:: Supplied entries ::
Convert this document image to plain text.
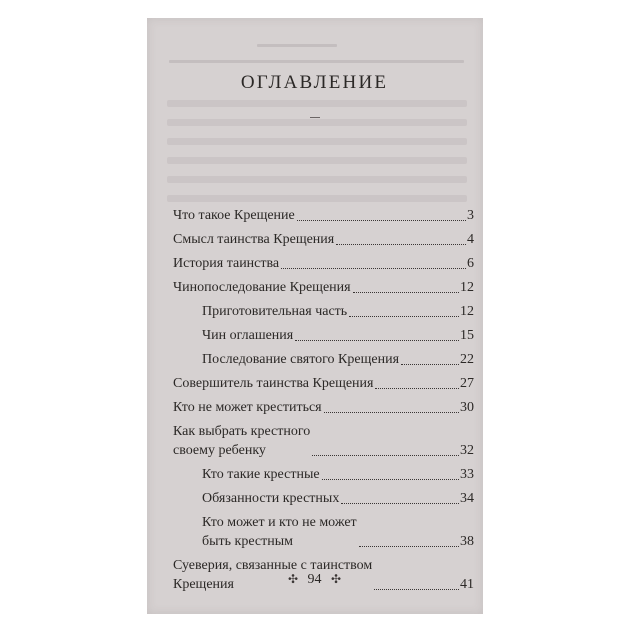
ОГЛАВЛЕНИЕ
Что такое Крещение	3
Смысл таинства Крещения	4
История таинства	6
Чинопоследование Крещения	12
Приготовительная часть	12
Чин оглашения	15
Последование святого Крещения	22
Совершитель таинства Крещения	27
Кто не может креститься	30
Как выбрать крестного
своему ребенку	32
Кто такие крестные	33
Обязанности крестных	34
Кто может и кто не может
быть крестным	38
Суеверия, связанные с таинством
Крещения	41
✣ 94 ✣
:::
■ What is required
Collect each line containing the string "Крещения".

■ Written answer
Смысл таинства Крещения	4
Чинопоследование Крещения	12
Последование святого Крещения	22
Совершитель таинства Крещения	27
Крещения	41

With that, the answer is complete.